* Problem to work on:
In how many lines of the data does the word "value" appear? Give the number by itself.

★ ★ ★ ★ ★

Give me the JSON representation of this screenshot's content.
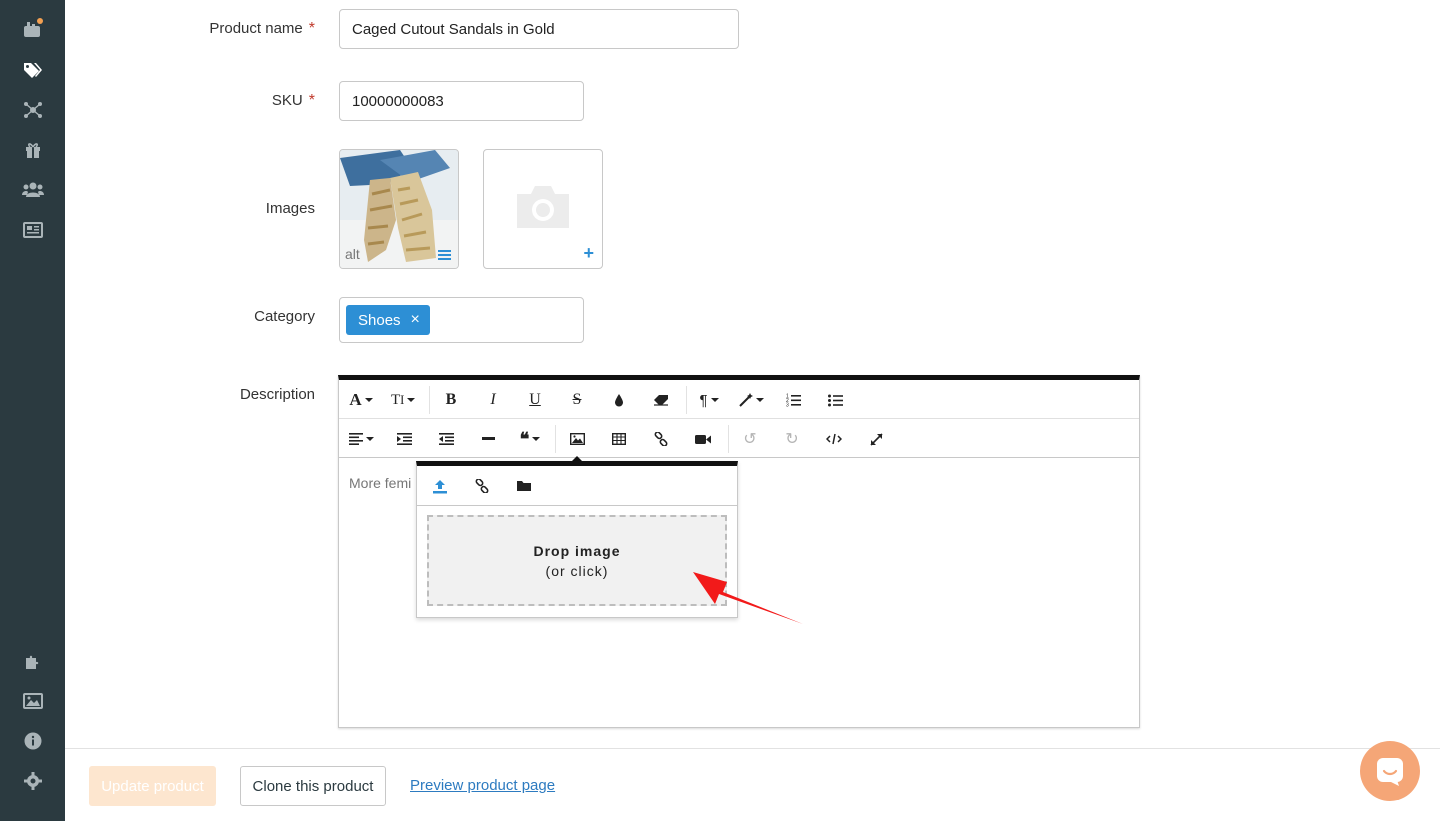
{
  "sidebar": {
    "icons": [
      "dashboard-icon",
      "tags-icon",
      "network-icon",
      "gift-icon",
      "users-icon",
      "newspaper-icon",
      "puzzle-icon",
      "image-icon",
      "info-icon",
      "gear-icon"
    ],
    "notification_color": "#f3a052"
  },
  "form": {
    "product_name": {
      "label": "Product name",
      "required_mark": "*",
      "value": "Caged Cutout Sandals in Gold"
    },
    "sku": {
      "label": "SKU",
      "required_mark": "*",
      "value": "10000000083"
    },
    "images": {
      "label": "Images",
      "thumb_alt_label": "alt",
      "add_label": "+"
    },
    "category": {
      "label": "Category",
      "tags": [
        "Shoes"
      ],
      "remove_symbol": "×"
    },
    "description": {
      "label": "Description",
      "content_preview": "More femi",
      "toolbar_row1": [
        "font-style",
        "font-size",
        "bold",
        "italic",
        "underline",
        "strikethrough",
        "color",
        "eraser",
        "paragraph",
        "style",
        "ordered-list",
        "unordered-list"
      ],
      "toolbar_row2": [
        "align",
        "indent",
        "outdent",
        "horizontal-rule",
        "blockquote",
        "image",
        "table",
        "link",
        "video",
        "undo",
        "redo",
        "code-view",
        "fullscreen"
      ],
      "image_popover": {
        "tabs": [
          "upload",
          "url",
          "browse"
        ],
        "drop_title": "Drop image",
        "drop_subtitle": "(or click)"
      }
    }
  },
  "footer": {
    "update_label": "Update product",
    "clone_label": "Clone this product",
    "preview_label": "Preview product page"
  },
  "colors": {
    "sidebar": "#2b3a40",
    "accent": "#2d8fd5",
    "update_disabled": "#fde6cf",
    "chat": "#f5a677",
    "annotation_arrow": "#f21a1a"
  }
}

★ ★ ★ ★ ★

* Result for this exercise:
2